• **WHAT NEEDS TO BE DONE**:
Output an exact reproduction of the data.

• **RECORDS SHOWN**:

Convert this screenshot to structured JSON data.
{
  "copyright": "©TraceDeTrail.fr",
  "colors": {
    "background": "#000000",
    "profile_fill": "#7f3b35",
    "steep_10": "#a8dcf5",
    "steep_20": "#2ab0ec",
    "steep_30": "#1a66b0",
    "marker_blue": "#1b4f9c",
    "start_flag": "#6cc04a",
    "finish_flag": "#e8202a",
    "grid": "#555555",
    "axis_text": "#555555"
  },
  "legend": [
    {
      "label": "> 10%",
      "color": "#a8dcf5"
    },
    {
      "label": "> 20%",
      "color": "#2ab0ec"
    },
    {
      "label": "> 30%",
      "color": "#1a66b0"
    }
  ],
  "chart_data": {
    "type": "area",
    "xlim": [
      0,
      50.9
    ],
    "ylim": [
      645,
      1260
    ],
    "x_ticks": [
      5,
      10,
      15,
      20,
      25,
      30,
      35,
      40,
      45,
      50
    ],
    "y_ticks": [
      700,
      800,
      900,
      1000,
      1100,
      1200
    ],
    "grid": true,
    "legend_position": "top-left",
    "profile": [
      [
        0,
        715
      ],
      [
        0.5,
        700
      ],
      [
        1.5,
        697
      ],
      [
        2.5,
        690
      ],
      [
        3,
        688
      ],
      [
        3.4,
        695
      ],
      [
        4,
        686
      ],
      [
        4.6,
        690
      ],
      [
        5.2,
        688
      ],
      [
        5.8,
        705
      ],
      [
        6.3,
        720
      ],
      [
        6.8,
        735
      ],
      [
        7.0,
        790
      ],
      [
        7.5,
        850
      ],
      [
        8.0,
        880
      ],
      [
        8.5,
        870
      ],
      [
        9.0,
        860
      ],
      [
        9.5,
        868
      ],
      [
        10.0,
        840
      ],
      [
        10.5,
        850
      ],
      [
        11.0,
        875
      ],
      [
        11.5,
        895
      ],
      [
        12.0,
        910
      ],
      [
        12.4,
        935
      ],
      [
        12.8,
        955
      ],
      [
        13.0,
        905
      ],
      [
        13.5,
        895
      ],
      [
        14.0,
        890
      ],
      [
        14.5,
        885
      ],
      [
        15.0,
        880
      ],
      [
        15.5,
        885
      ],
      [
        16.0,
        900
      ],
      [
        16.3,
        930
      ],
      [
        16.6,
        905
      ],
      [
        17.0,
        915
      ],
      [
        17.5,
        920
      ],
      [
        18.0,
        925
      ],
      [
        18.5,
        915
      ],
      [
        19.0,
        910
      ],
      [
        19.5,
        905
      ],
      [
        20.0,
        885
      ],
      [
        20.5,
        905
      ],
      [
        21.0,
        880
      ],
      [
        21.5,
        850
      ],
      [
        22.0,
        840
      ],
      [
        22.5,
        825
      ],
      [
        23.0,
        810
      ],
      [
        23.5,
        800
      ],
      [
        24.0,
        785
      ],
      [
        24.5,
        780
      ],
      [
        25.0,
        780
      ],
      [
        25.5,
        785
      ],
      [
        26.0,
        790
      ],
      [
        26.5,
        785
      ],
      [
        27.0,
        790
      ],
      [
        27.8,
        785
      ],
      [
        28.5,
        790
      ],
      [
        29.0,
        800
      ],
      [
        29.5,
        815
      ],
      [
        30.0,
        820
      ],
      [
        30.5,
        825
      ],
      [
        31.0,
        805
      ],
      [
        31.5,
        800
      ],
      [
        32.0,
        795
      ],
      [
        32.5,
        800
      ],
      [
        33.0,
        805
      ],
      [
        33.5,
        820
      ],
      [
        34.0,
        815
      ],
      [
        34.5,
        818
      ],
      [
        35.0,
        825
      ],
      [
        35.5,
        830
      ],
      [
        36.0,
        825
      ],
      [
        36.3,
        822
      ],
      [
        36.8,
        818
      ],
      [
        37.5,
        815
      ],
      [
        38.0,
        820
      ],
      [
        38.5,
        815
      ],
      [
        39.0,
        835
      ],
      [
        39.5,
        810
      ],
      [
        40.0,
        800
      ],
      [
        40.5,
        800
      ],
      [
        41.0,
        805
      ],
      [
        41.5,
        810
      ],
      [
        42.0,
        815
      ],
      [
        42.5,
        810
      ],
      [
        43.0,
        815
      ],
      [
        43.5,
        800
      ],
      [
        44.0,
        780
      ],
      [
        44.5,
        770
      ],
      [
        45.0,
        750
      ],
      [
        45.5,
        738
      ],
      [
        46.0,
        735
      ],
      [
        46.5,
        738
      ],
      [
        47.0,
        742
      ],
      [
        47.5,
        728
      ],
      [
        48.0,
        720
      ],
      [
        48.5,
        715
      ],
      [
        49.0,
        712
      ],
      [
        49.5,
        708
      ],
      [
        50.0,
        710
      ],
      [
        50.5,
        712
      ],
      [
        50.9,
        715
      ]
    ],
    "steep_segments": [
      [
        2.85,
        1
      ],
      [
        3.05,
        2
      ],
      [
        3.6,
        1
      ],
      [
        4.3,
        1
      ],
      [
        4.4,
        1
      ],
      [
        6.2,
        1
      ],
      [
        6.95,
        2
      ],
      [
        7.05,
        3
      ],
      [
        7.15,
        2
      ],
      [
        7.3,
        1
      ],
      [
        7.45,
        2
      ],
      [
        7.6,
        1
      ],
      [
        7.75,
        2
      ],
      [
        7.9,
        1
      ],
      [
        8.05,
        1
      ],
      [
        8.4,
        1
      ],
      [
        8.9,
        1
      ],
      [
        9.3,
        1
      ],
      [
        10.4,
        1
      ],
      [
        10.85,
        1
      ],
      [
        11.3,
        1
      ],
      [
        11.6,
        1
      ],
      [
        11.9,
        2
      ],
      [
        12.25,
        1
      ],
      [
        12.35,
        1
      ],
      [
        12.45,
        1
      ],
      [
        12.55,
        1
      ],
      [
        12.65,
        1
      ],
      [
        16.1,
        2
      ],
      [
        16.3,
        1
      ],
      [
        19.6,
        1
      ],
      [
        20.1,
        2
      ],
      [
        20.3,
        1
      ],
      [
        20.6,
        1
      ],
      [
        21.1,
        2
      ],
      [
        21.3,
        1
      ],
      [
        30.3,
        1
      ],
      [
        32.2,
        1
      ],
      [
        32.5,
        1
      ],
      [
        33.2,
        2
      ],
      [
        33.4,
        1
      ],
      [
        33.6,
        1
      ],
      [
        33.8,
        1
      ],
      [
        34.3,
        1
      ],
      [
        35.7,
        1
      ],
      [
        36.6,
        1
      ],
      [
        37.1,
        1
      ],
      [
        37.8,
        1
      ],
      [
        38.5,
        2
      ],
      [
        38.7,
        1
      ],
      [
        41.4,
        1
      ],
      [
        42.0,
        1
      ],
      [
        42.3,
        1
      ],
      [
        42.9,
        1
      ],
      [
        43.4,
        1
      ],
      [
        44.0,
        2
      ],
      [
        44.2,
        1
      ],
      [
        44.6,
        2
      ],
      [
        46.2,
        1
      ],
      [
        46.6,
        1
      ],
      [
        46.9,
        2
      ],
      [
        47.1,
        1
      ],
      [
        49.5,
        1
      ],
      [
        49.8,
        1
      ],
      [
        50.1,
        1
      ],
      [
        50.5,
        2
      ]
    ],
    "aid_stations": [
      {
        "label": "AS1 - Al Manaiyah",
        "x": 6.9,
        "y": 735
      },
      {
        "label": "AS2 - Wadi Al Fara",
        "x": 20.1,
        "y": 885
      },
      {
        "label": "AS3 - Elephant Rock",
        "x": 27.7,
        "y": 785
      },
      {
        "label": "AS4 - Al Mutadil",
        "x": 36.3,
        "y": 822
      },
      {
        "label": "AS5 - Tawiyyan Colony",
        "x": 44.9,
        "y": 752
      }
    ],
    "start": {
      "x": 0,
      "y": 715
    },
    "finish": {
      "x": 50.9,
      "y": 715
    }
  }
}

• **OUTPUT FOR THIS TASK**:
Convert this screenshot to structured JSON data.
{
  "copyright": "©TraceDeTrail.fr",
  "colors": {
    "background": "#000000",
    "profile_fill": "#7f3b35",
    "steep_10": "#a8dcf5",
    "steep_20": "#2ab0ec",
    "steep_30": "#1a66b0",
    "marker_blue": "#1b4f9c",
    "start_flag": "#6cc04a",
    "finish_flag": "#e8202a",
    "grid": "#555555",
    "axis_text": "#555555"
  },
  "legend": [
    {
      "label": "> 10%",
      "color": "#a8dcf5"
    },
    {
      "label": "> 20%",
      "color": "#2ab0ec"
    },
    {
      "label": "> 30%",
      "color": "#1a66b0"
    }
  ],
  "chart_data": {
    "type": "area",
    "xlim": [
      0,
      50.9
    ],
    "ylim": [
      645,
      1260
    ],
    "x_ticks": [
      5,
      10,
      15,
      20,
      25,
      30,
      35,
      40,
      45,
      50
    ],
    "y_ticks": [
      700,
      800,
      900,
      1000,
      1100,
      1200
    ],
    "grid": true,
    "legend_position": "top-left",
    "profile": [
      [
        0,
        715
      ],
      [
        0.5,
        700
      ],
      [
        1.5,
        697
      ],
      [
        2.5,
        690
      ],
      [
        3,
        688
      ],
      [
        3.4,
        695
      ],
      [
        4,
        686
      ],
      [
        4.6,
        690
      ],
      [
        5.2,
        688
      ],
      [
        5.8,
        705
      ],
      [
        6.3,
        720
      ],
      [
        6.8,
        735
      ],
      [
        7.0,
        790
      ],
      [
        7.5,
        850
      ],
      [
        8.0,
        880
      ],
      [
        8.5,
        870
      ],
      [
        9.0,
        860
      ],
      [
        9.5,
        868
      ],
      [
        10.0,
        840
      ],
      [
        10.5,
        850
      ],
      [
        11.0,
        875
      ],
      [
        11.5,
        895
      ],
      [
        12.0,
        910
      ],
      [
        12.4,
        935
      ],
      [
        12.8,
        955
      ],
      [
        13.0,
        905
      ],
      [
        13.5,
        895
      ],
      [
        14.0,
        890
      ],
      [
        14.5,
        885
      ],
      [
        15.0,
        880
      ],
      [
        15.5,
        885
      ],
      [
        16.0,
        900
      ],
      [
        16.3,
        930
      ],
      [
        16.6,
        905
      ],
      [
        17.0,
        915
      ],
      [
        17.5,
        920
      ],
      [
        18.0,
        925
      ],
      [
        18.5,
        915
      ],
      [
        19.0,
        910
      ],
      [
        19.5,
        905
      ],
      [
        20.0,
        885
      ],
      [
        20.5,
        905
      ],
      [
        21.0,
        880
      ],
      [
        21.5,
        850
      ],
      [
        22.0,
        840
      ],
      [
        22.5,
        825
      ],
      [
        23.0,
        810
      ],
      [
        23.5,
        800
      ],
      [
        24.0,
        785
      ],
      [
        24.5,
        780
      ],
      [
        25.0,
        780
      ],
      [
        25.5,
        785
      ],
      [
        26.0,
        790
      ],
      [
        26.5,
        785
      ],
      [
        27.0,
        790
      ],
      [
        27.8,
        785
      ],
      [
        28.5,
        790
      ],
      [
        29.0,
        800
      ],
      [
        29.5,
        815
      ],
      [
        30.0,
        820
      ],
      [
        30.5,
        825
      ],
      [
        31.0,
        805
      ],
      [
        31.5,
        800
      ],
      [
        32.0,
        795
      ],
      [
        32.5,
        800
      ],
      [
        33.0,
        805
      ],
      [
        33.5,
        820
      ],
      [
        34.0,
        815
      ],
      [
        34.5,
        818
      ],
      [
        35.0,
        825
      ],
      [
        35.5,
        830
      ],
      [
        36.0,
        825
      ],
      [
        36.3,
        822
      ],
      [
        36.8,
        818
      ],
      [
        37.5,
        815
      ],
      [
        38.0,
        820
      ],
      [
        38.5,
        815
      ],
      [
        39.0,
        835
      ],
      [
        39.5,
        810
      ],
      [
        40.0,
        800
      ],
      [
        40.5,
        800
      ],
      [
        41.0,
        805
      ],
      [
        41.5,
        810
      ],
      [
        42.0,
        815
      ],
      [
        42.5,
        810
      ],
      [
        43.0,
        815
      ],
      [
        43.5,
        800
      ],
      [
        44.0,
        780
      ],
      [
        44.5,
        770
      ],
      [
        45.0,
        750
      ],
      [
        45.5,
        738
      ],
      [
        46.0,
        735
      ],
      [
        46.5,
        738
      ],
      [
        47.0,
        742
      ],
      [
        47.5,
        728
      ],
      [
        48.0,
        720
      ],
      [
        48.5,
        715
      ],
      [
        49.0,
        712
      ],
      [
        49.5,
        708
      ],
      [
        50.0,
        710
      ],
      [
        50.5,
        712
      ],
      [
        50.9,
        715
      ]
    ],
    "steep_segments": [
      [
        2.85,
        1
      ],
      [
        3.05,
        2
      ],
      [
        3.6,
        1
      ],
      [
        4.3,
        1
      ],
      [
        4.4,
        1
      ],
      [
        6.2,
        1
      ],
      [
        6.95,
        2
      ],
      [
        7.05,
        3
      ],
      [
        7.15,
        2
      ],
      [
        7.3,
        1
      ],
      [
        7.45,
        2
      ],
      [
        7.6,
        1
      ],
      [
        7.75,
        2
      ],
      [
        7.9,
        1
      ],
      [
        8.05,
        1
      ],
      [
        8.4,
        1
      ],
      [
        8.9,
        1
      ],
      [
        9.3,
        1
      ],
      [
        10.4,
        1
      ],
      [
        10.85,
        1
      ],
      [
        11.3,
        1
      ],
      [
        11.6,
        1
      ],
      [
        11.9,
        2
      ],
      [
        12.25,
        1
      ],
      [
        12.35,
        1
      ],
      [
        12.45,
        1
      ],
      [
        12.55,
        1
      ],
      [
        12.65,
        1
      ],
      [
        16.1,
        2
      ],
      [
        16.3,
        1
      ],
      [
        19.6,
        1
      ],
      [
        20.1,
        2
      ],
      [
        20.3,
        1
      ],
      [
        20.6,
        1
      ],
      [
        21.1,
        2
      ],
      [
        21.3,
        1
      ],
      [
        30.3,
        1
      ],
      [
        32.2,
        1
      ],
      [
        32.5,
        1
      ],
      [
        33.2,
        2
      ],
      [
        33.4,
        1
      ],
      [
        33.6,
        1
      ],
      [
        33.8,
        1
      ],
      [
        34.3,
        1
      ],
      [
        35.7,
        1
      ],
      [
        36.6,
        1
      ],
      [
        37.1,
        1
      ],
      [
        37.8,
        1
      ],
      [
        38.5,
        2
      ],
      [
        38.7,
        1
      ],
      [
        41.4,
        1
      ],
      [
        42.0,
        1
      ],
      [
        42.3,
        1
      ],
      [
        42.9,
        1
      ],
      [
        43.4,
        1
      ],
      [
        44.0,
        2
      ],
      [
        44.2,
        1
      ],
      [
        44.6,
        2
      ],
      [
        46.2,
        1
      ],
      [
        46.6,
        1
      ],
      [
        46.9,
        2
      ],
      [
        47.1,
        1
      ],
      [
        49.5,
        1
      ],
      [
        49.8,
        1
      ],
      [
        50.1,
        1
      ],
      [
        50.5,
        2
      ]
    ],
    "aid_stations": [
      {
        "label": "AS1 - Al Manaiyah",
        "x": 6.9,
        "y": 735
      },
      {
        "label": "AS2 - Wadi Al Fara",
        "x": 20.1,
        "y": 885
      },
      {
        "label": "AS3 - Elephant Rock",
        "x": 27.7,
        "y": 785
      },
      {
        "label": "AS4 - Al Mutadil",
        "x": 36.3,
        "y": 822
      },
      {
        "label": "AS5 - Tawiyyan Colony",
        "x": 44.9,
        "y": 752
      }
    ],
    "start": {
      "x": 0,
      "y": 715
    },
    "finish": {
      "x": 50.9,
      "y": 715
    }
  }
}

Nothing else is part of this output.